(Stored data)

######

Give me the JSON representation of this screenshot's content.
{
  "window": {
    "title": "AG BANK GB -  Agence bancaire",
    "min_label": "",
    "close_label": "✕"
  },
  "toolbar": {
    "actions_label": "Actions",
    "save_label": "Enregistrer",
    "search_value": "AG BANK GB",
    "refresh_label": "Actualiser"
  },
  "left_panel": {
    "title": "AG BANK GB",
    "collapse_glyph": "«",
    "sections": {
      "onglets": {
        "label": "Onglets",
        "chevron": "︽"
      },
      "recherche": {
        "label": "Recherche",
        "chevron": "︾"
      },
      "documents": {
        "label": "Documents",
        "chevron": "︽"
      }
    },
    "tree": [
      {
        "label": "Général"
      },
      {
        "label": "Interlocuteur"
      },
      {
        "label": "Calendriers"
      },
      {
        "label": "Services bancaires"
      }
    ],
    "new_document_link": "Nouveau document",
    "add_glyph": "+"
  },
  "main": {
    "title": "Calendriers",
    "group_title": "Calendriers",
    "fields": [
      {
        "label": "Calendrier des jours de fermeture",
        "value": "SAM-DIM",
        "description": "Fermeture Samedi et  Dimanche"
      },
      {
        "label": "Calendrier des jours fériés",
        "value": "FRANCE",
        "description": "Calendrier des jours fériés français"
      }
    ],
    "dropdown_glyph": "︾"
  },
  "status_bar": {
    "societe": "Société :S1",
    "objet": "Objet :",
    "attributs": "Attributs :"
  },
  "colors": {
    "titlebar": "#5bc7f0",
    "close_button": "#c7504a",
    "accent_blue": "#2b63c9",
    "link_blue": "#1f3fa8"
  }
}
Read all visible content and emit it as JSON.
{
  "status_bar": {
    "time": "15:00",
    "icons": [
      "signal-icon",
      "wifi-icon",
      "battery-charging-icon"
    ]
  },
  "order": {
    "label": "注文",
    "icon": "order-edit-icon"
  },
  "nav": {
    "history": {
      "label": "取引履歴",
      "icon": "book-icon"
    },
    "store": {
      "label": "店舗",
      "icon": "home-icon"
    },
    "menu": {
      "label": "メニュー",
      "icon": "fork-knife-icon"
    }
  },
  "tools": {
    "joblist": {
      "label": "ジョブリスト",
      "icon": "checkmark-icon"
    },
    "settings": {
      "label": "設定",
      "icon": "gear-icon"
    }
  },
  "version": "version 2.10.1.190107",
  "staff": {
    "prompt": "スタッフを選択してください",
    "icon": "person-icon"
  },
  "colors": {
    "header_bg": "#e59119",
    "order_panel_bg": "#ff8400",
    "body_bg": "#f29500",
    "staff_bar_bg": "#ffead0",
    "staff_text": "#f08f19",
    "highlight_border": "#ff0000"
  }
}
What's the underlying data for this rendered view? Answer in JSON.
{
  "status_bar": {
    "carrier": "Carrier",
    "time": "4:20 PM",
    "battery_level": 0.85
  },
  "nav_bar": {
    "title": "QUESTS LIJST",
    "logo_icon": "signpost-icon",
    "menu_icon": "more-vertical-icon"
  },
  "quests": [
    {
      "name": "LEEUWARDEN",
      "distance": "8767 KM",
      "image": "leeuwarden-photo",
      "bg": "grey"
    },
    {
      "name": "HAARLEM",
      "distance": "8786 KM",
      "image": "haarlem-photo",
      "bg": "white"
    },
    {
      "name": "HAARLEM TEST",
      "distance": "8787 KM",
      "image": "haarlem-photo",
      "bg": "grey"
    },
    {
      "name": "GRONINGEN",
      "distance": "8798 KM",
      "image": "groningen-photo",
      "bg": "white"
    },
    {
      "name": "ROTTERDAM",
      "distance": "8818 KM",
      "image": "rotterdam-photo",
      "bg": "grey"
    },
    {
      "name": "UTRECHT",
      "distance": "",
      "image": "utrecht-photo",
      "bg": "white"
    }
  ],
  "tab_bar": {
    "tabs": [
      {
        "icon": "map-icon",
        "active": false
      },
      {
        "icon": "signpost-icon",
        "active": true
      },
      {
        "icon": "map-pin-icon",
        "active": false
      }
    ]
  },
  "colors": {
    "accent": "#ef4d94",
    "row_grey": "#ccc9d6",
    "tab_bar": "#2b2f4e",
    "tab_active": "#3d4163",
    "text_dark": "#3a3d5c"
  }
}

######

:: What is expected ::
Where a line in the entries holds the word "fériés", copy that line.

:: Response ::
        "label": "Calendrier des jours fériés",
        "description": "Calendrier des jours fériés français"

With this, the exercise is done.